- Collected data entries -
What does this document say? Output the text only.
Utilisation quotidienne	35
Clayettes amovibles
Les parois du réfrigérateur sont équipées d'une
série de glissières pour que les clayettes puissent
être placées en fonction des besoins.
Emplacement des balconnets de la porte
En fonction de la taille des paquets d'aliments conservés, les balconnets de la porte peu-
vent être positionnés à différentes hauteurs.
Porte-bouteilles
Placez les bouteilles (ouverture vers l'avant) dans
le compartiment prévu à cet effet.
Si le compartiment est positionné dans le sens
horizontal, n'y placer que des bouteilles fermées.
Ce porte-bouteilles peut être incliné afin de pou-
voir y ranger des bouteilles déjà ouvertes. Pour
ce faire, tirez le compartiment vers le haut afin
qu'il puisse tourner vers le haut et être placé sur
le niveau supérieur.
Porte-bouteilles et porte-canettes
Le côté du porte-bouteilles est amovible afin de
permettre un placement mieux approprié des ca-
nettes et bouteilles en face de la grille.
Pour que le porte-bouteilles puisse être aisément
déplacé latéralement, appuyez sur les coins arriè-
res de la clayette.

- Exercise details -
Repeat every record, keeping each word and mark exactly as it is.

- Solution to this task -
What does this document say? Output the text only.
Utilisation quotidienne	35
Clayettes amovibles
Les parois du réfrigérateur sont équipées d'une
série de glissières pour que les clayettes puissent
être placées en fonction des besoins.
Emplacement des balconnets de la porte
En fonction de la taille des paquets d'aliments conservés, les balconnets de la porte peu-
vent être positionnés à différentes hauteurs.
Porte-bouteilles
Placez les bouteilles (ouverture vers l'avant) dans
le compartiment prévu à cet effet.
Si le compartiment est positionné dans le sens
horizontal, n'y placer que des bouteilles fermées.
Ce porte-bouteilles peut être incliné afin de pou-
voir y ranger des bouteilles déjà ouvertes. Pour
ce faire, tirez le compartiment vers le haut afin
qu'il puisse tourner vers le haut et être placé sur
le niveau supérieur.
Porte-bouteilles et porte-canettes
Le côté du porte-bouteilles est amovible afin de
permettre un placement mieux approprié des ca-
nettes et bouteilles en face de la grille.
Pour que le porte-bouteilles puisse être aisément
déplacé latéralement, appuyez sur les coins arriè-
res de la clayette.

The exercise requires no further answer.